++++ Record extracts ++++
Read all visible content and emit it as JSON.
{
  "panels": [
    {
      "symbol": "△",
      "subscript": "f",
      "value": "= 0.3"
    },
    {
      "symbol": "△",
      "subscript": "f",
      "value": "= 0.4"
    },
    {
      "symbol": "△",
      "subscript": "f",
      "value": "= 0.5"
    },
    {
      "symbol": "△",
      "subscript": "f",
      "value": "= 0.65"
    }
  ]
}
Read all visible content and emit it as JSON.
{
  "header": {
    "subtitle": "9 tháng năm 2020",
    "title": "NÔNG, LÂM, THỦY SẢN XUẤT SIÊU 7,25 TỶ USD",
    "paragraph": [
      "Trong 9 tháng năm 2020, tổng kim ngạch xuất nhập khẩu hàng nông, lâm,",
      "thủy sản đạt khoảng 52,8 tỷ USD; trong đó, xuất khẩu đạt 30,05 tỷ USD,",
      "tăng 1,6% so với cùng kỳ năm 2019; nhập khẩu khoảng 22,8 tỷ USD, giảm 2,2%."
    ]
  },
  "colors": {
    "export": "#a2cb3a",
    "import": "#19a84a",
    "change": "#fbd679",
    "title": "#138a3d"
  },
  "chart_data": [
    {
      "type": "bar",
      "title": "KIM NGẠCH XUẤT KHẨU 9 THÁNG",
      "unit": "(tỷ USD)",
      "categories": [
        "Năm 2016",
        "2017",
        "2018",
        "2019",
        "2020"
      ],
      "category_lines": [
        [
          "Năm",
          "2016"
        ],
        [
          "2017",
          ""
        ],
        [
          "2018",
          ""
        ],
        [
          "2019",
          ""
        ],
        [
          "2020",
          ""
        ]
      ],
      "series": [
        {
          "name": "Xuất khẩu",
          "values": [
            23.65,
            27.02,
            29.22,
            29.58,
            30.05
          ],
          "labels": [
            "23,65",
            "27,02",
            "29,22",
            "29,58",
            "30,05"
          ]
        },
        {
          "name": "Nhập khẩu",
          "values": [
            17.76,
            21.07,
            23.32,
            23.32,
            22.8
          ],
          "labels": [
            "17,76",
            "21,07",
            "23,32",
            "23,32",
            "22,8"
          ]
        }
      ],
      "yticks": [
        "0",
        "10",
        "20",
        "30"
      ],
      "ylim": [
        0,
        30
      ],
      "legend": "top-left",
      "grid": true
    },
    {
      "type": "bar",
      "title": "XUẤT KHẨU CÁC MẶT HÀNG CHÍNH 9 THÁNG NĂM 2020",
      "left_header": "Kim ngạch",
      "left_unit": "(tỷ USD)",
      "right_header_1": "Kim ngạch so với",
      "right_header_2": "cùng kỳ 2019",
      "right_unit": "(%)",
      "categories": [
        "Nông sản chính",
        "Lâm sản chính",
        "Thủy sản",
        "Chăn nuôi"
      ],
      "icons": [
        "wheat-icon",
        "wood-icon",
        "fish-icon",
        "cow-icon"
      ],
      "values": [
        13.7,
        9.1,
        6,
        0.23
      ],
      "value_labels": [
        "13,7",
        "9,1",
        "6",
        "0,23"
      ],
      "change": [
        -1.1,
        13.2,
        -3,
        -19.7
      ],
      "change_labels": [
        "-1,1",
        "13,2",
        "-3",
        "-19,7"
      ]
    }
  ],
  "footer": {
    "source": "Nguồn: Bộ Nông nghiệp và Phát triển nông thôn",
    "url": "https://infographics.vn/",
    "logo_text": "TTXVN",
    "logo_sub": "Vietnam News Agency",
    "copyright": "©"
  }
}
++++
Required task →
Extract all the material, leaving every line as it is.

Answer for the task →
Read all visible content and emit it as JSON.
{
  "panels": [
    {
      "symbol": "△",
      "subscript": "f",
      "value": "= 0.3"
    },
    {
      "symbol": "△",
      "subscript": "f",
      "value": "= 0.4"
    },
    {
      "symbol": "△",
      "subscript": "f",
      "value": "= 0.5"
    },
    {
      "symbol": "△",
      "subscript": "f",
      "value": "= 0.65"
    }
  ]
}
Read all visible content and emit it as JSON.
{
  "header": {
    "subtitle": "9 tháng năm 2020",
    "title": "NÔNG, LÂM, THỦY SẢN XUẤT SIÊU 7,25 TỶ USD",
    "paragraph": [
      "Trong 9 tháng năm 2020, tổng kim ngạch xuất nhập khẩu hàng nông, lâm,",
      "thủy sản đạt khoảng 52,8 tỷ USD; trong đó, xuất khẩu đạt 30,05 tỷ USD,",
      "tăng 1,6% so với cùng kỳ năm 2019; nhập khẩu khoảng 22,8 tỷ USD, giảm 2,2%."
    ]
  },
  "colors": {
    "export": "#a2cb3a",
    "import": "#19a84a",
    "change": "#fbd679",
    "title": "#138a3d"
  },
  "chart_data": [
    {
      "type": "bar",
      "title": "KIM NGẠCH XUẤT KHẨU 9 THÁNG",
      "unit": "(tỷ USD)",
      "categories": [
        "Năm 2016",
        "2017",
        "2018",
        "2019",
        "2020"
      ],
      "category_lines": [
        [
          "Năm",
          "2016"
        ],
        [
          "2017",
          ""
        ],
        [
          "2018",
          ""
        ],
        [
          "2019",
          ""
        ],
        [
          "2020",
          ""
        ]
      ],
      "series": [
        {
          "name": "Xuất khẩu",
          "values": [
            23.65,
            27.02,
            29.22,
            29.58,
            30.05
          ],
          "labels": [
            "23,65",
            "27,02",
            "29,22",
            "29,58",
            "30,05"
          ]
        },
        {
          "name": "Nhập khẩu",
          "values": [
            17.76,
            21.07,
            23.32,
            23.32,
            22.8
          ],
          "labels": [
            "17,76",
            "21,07",
            "23,32",
            "23,32",
            "22,8"
          ]
        }
      ],
      "yticks": [
        "0",
        "10",
        "20",
        "30"
      ],
      "ylim": [
        0,
        30
      ],
      "legend": "top-left",
      "grid": true
    },
    {
      "type": "bar",
      "title": "XUẤT KHẨU CÁC MẶT HÀNG CHÍNH 9 THÁNG NĂM 2020",
      "left_header": "Kim ngạch",
      "left_unit": "(tỷ USD)",
      "right_header_1": "Kim ngạch so với",
      "right_header_2": "cùng kỳ 2019",
      "right_unit": "(%)",
      "categories": [
        "Nông sản chính",
        "Lâm sản chính",
        "Thủy sản",
        "Chăn nuôi"
      ],
      "icons": [
        "wheat-icon",
        "wood-icon",
        "fish-icon",
        "cow-icon"
      ],
      "values": [
        13.7,
        9.1,
        6,
        0.23
      ],
      "value_labels": [
        "13,7",
        "9,1",
        "6",
        "0,23"
      ],
      "change": [
        -1.1,
        13.2,
        -3,
        -19.7
      ],
      "change_labels": [
        "-1,1",
        "13,2",
        "-3",
        "-19,7"
      ]
    }
  ],
  "footer": {
    "source": "Nguồn: Bộ Nông nghiệp và Phát triển nông thôn",
    "url": "https://infographics.vn/",
    "logo_text": "TTXVN",
    "logo_sub": "Vietnam News Agency",
    "copyright": "©"
  }
}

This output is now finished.